Items from a dataset:
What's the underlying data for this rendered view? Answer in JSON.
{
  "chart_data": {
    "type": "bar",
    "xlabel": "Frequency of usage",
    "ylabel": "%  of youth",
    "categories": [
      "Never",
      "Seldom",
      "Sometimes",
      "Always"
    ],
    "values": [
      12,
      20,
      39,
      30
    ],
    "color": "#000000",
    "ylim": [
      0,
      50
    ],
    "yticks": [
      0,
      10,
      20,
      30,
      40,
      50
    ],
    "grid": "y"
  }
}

What is expected
Repeat the records above in full, character for character.

The output
What's the underlying data for this rendered view? Answer in JSON.
{
  "chart_data": {
    "type": "bar",
    "xlabel": "Frequency of usage",
    "ylabel": "%  of youth",
    "categories": [
      "Never",
      "Seldom",
      "Sometimes",
      "Always"
    ],
    "values": [
      12,
      20,
      39,
      30
    ],
    "color": "#000000",
    "ylim": [
      0,
      50
    ],
    "yticks": [
      0,
      10,
      20,
      30,
      40,
      50
    ],
    "grid": "y"
  }
}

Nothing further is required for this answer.